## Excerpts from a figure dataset
------------------------------

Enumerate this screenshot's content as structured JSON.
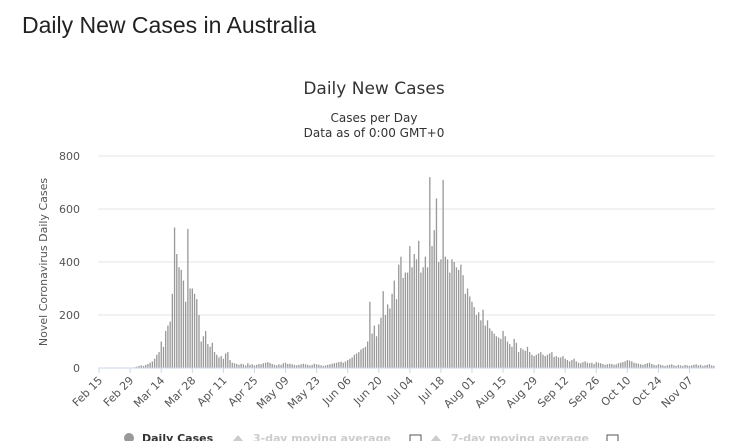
{
  "page": {
    "title": "Daily New Cases in Australia"
  },
  "chart_data": {
    "type": "bar",
    "title": "Daily New Cases",
    "subtitle": "Cases per Day",
    "subtitle2": "Data as of 0:00 GMT+0",
    "ylabel": "Novel Coronavirus Daily Cases",
    "xlabel": "",
    "ylim": [
      0,
      800
    ],
    "yticks": [
      0,
      200,
      400,
      600,
      800
    ],
    "grid": true,
    "bar_color": "#999999",
    "start_date": "2020-02-15",
    "x_tick_labels": [
      "Feb 15",
      "Feb 29",
      "Mar 14",
      "Mar 28",
      "Apr 11",
      "Apr 25",
      "May 09",
      "May 23",
      "Jun 06",
      "Jun 20",
      "Jul 04",
      "Jul 18",
      "Aug 01",
      "Aug 15",
      "Aug 29",
      "Sep 12",
      "Sep 26",
      "Oct 10",
      "Oct 24",
      "Nov 07"
    ],
    "series": [
      {
        "name": "Daily Cases",
        "values": [
          0,
          0,
          0,
          0,
          0,
          0,
          0,
          0,
          0,
          0,
          0,
          0,
          0,
          0,
          1,
          2,
          3,
          5,
          8,
          10,
          8,
          12,
          15,
          20,
          25,
          35,
          50,
          60,
          100,
          80,
          140,
          160,
          175,
          280,
          530,
          430,
          380,
          370,
          330,
          250,
          525,
          300,
          300,
          280,
          260,
          200,
          100,
          120,
          140,
          90,
          80,
          95,
          60,
          50,
          40,
          45,
          35,
          55,
          60,
          30,
          20,
          18,
          15,
          12,
          16,
          14,
          10,
          18,
          12,
          14,
          10,
          12,
          15,
          14,
          18,
          20,
          22,
          19,
          15,
          12,
          10,
          14,
          12,
          18,
          20,
          15,
          16,
          14,
          12,
          10,
          12,
          14,
          16,
          14,
          12,
          10,
          12,
          16,
          14,
          12,
          10,
          8,
          10,
          12,
          14,
          16,
          18,
          20,
          22,
          24,
          20,
          25,
          30,
          35,
          40,
          50,
          55,
          60,
          70,
          75,
          80,
          100,
          250,
          130,
          160,
          120,
          165,
          190,
          290,
          200,
          240,
          225,
          280,
          330,
          260,
          390,
          420,
          340,
          360,
          360,
          460,
          380,
          430,
          410,
          480,
          360,
          380,
          420,
          380,
          720,
          460,
          520,
          640,
          400,
          410,
          710,
          420,
          410,
          360,
          410,
          400,
          380,
          370,
          390,
          350,
          280,
          300,
          270,
          250,
          230,
          200,
          210,
          180,
          220,
          160,
          180,
          150,
          140,
          130,
          120,
          115,
          110,
          140,
          120,
          100,
          90,
          80,
          110,
          95,
          60,
          75,
          70,
          65,
          80,
          60,
          50,
          45,
          50,
          55,
          60,
          50,
          45,
          50,
          55,
          60,
          42,
          45,
          40,
          40,
          45,
          35,
          30,
          25,
          30,
          35,
          25,
          20,
          18,
          22,
          25,
          20,
          18,
          20,
          15,
          22,
          20,
          18,
          15,
          12,
          14,
          16,
          15,
          12,
          14,
          18,
          20,
          22,
          25,
          30,
          28,
          25,
          20,
          18,
          16,
          14,
          12,
          15,
          18,
          20,
          15,
          12,
          10,
          14,
          12,
          10,
          8,
          10,
          12,
          14,
          10,
          8,
          12,
          10,
          8,
          12,
          10,
          8,
          10,
          12,
          14,
          10,
          12,
          8,
          10,
          12,
          14,
          10,
          8
        ]
      }
    ],
    "legend": [
      {
        "label": "Daily Cases",
        "active": true,
        "color": "#999999"
      },
      {
        "label": "3-day moving average",
        "active": false,
        "color": "#cccccc"
      },
      {
        "label": "7-day moving average",
        "active": false,
        "color": "#cccccc"
      }
    ]
  }
}
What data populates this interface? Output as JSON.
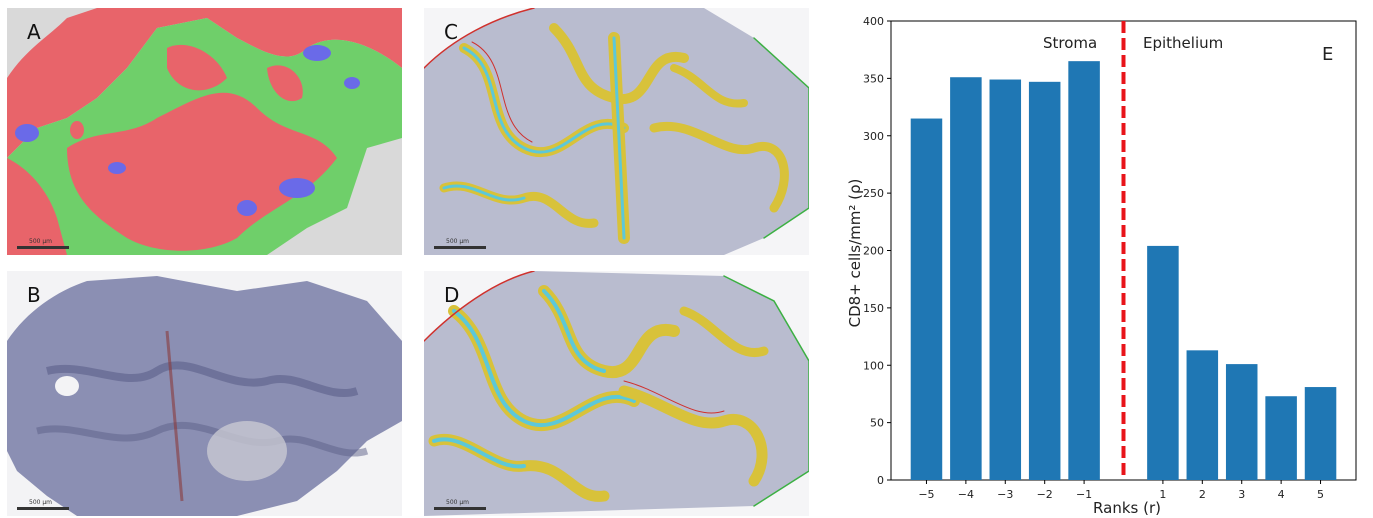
{
  "panels": {
    "A": {
      "label": "A",
      "scale": "500 µm"
    },
    "B": {
      "label": "B",
      "scale": "500 µm"
    },
    "C": {
      "label": "C",
      "scale": "500 µm"
    },
    "D": {
      "label": "D",
      "scale": "500 µm"
    }
  },
  "colors": {
    "epithelium_mask": "#e8646a",
    "stroma_mask": "#6fcf6a",
    "other_mask": "#6a6ae8",
    "background": "#d9d9d9",
    "tissue_stain": "#7a7ea8",
    "ring_yellow": "#d8c23a",
    "ring_cyan": "#5cc8d8",
    "border_red": "#d0312d",
    "border_green": "#3cb043",
    "bar": "#1f77b4",
    "divider": "#e8141a"
  },
  "chart_data": {
    "type": "bar",
    "panel_label": "E",
    "categories": [
      "−5",
      "−4",
      "−3",
      "−2",
      "−1",
      "1",
      "2",
      "3",
      "4",
      "5"
    ],
    "x": [
      -5,
      -4,
      -3,
      -2,
      -1,
      1,
      2,
      3,
      4,
      5
    ],
    "values": [
      315,
      351,
      349,
      347,
      365,
      204,
      113,
      101,
      73,
      81
    ],
    "xlabel": "Ranks (r)",
    "ylabel": "CD8+ cells/mm² (ρ)",
    "ylim": [
      0,
      400
    ],
    "yticks": [
      0,
      50,
      100,
      150,
      200,
      250,
      300,
      350,
      400
    ],
    "annotations": {
      "left": "Stroma",
      "right": "Epithelium"
    },
    "divider_at": 0,
    "grid": false
  }
}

------------------------------

## Required work
No pictures belong in the copy. Transcribe every entry exactly.

## Exercise output
Enumerate this screenshot's content as structured JSON.
{
  "page": {
    "title": "Daily New Cases in Australia"
  },
  "chart_data": {
    "type": "bar",
    "title": "Daily New Cases",
    "subtitle": "Cases per Day",
    "subtitle2": "Data as of 0:00 GMT+0",
    "ylabel": "Novel Coronavirus Daily Cases",
    "xlabel": "",
    "ylim": [
      0,
      800
    ],
    "yticks": [
      0,
      200,
      400,
      600,
      800
    ],
    "grid": true,
    "bar_color": "#999999",
    "start_date": "2020-02-15",
    "x_tick_labels": [
      "Feb 15",
      "Feb 29",
      "Mar 14",
      "Mar 28",
      "Apr 11",
      "Apr 25",
      "May 09",
      "May 23",
      "Jun 06",
      "Jun 20",
      "Jul 04",
      "Jul 18",
      "Aug 01",
      "Aug 15",
      "Aug 29",
      "Sep 12",
      "Sep 26",
      "Oct 10",
      "Oct 24",
      "Nov 07"
    ],
    "series": [
      {
        "name": "Daily Cases",
        "values": [
          0,
          0,
          0,
          0,
          0,
          0,
          0,
          0,
          0,
          0,
          0,
          0,
          0,
          0,
          1,
          2,
          3,
          5,
          8,
          10,
          8,
          12,
          15,
          20,
          25,
          35,
          50,
          60,
          100,
          80,
          140,
          160,
          175,
          280,
          530,
          430,
          380,
          370,
          330,
          250,
          525,
          300,
          300,
          280,
          260,
          200,
          100,
          120,
          140,
          90,
          80,
          95,
          60,
          50,
          40,
          45,
          35,
          55,
          60,
          30,
          20,
          18,
          15,
          12,
          16,
          14,
          10,
          18,
          12,
          14,
          10,
          12,
          15,
          14,
          18,
          20,
          22,
          19,
          15,
          12,
          10,
          14,
          12,
          18,
          20,
          15,
          16,
          14,
          12,
          10,
          12,
          14,
          16,
          14,
          12,
          10,
          12,
          16,
          14,
          12,
          10,
          8,
          10,
          12,
          14,
          16,
          18,
          20,
          22,
          24,
          20,
          25,
          30,
          35,
          40,
          50,
          55,
          60,
          70,
          75,
          80,
          100,
          250,
          130,
          160,
          120,
          165,
          190,
          290,
          200,
          240,
          225,
          280,
          330,
          260,
          390,
          420,
          340,
          360,
          360,
          460,
          380,
          430,
          410,
          480,
          360,
          380,
          420,
          380,
          720,
          460,
          520,
          640,
          400,
          410,
          710,
          420,
          410,
          360,
          410,
          400,
          380,
          370,
          390,
          350,
          280,
          300,
          270,
          250,
          230,
          200,
          210,
          180,
          220,
          160,
          180,
          150,
          140,
          130,
          120,
          115,
          110,
          140,
          120,
          100,
          90,
          80,
          110,
          95,
          60,
          75,
          70,
          65,
          80,
          60,
          50,
          45,
          50,
          55,
          60,
          50,
          45,
          50,
          55,
          60,
          42,
          45,
          40,
          40,
          45,
          35,
          30,
          25,
          30,
          35,
          25,
          20,
          18,
          22,
          25,
          20,
          18,
          20,
          15,
          22,
          20,
          18,
          15,
          12,
          14,
          16,
          15,
          12,
          14,
          18,
          20,
          22,
          25,
          30,
          28,
          25,
          20,
          18,
          16,
          14,
          12,
          15,
          18,
          20,
          15,
          12,
          10,
          14,
          12,
          10,
          8,
          10,
          12,
          14,
          10,
          8,
          12,
          10,
          8,
          12,
          10,
          8,
          10,
          12,
          14,
          10,
          12,
          8,
          10,
          12,
          14,
          10,
          8
        ]
      }
    ],
    "legend": [
      {
        "label": "Daily Cases",
        "active": true,
        "color": "#999999"
      },
      {
        "label": "3-day moving average",
        "active": false,
        "color": "#cccccc"
      },
      {
        "label": "7-day moving average",
        "active": false,
        "color": "#cccccc"
      }
    ]
  }
}
What data populates this interface? Output as JSON.
{
  "panels": {
    "A": {
      "label": "A",
      "scale": "500 µm"
    },
    "B": {
      "label": "B",
      "scale": "500 µm"
    },
    "C": {
      "label": "C",
      "scale": "500 µm"
    },
    "D": {
      "label": "D",
      "scale": "500 µm"
    }
  },
  "colors": {
    "epithelium_mask": "#e8646a",
    "stroma_mask": "#6fcf6a",
    "other_mask": "#6a6ae8",
    "background": "#d9d9d9",
    "tissue_stain": "#7a7ea8",
    "ring_yellow": "#d8c23a",
    "ring_cyan": "#5cc8d8",
    "border_red": "#d0312d",
    "border_green": "#3cb043",
    "bar": "#1f77b4",
    "divider": "#e8141a"
  },
  "chart_data": {
    "type": "bar",
    "panel_label": "E",
    "categories": [
      "−5",
      "−4",
      "−3",
      "−2",
      "−1",
      "1",
      "2",
      "3",
      "4",
      "5"
    ],
    "x": [
      -5,
      -4,
      -3,
      -2,
      -1,
      1,
      2,
      3,
      4,
      5
    ],
    "values": [
      315,
      351,
      349,
      347,
      365,
      204,
      113,
      101,
      73,
      81
    ],
    "xlabel": "Ranks (r)",
    "ylabel": "CD8+ cells/mm² (ρ)",
    "ylim": [
      0,
      400
    ],
    "yticks": [
      0,
      50,
      100,
      150,
      200,
      250,
      300,
      350,
      400
    ],
    "annotations": {
      "left": "Stroma",
      "right": "Epithelium"
    },
    "divider_at": 0,
    "grid": false
  }
}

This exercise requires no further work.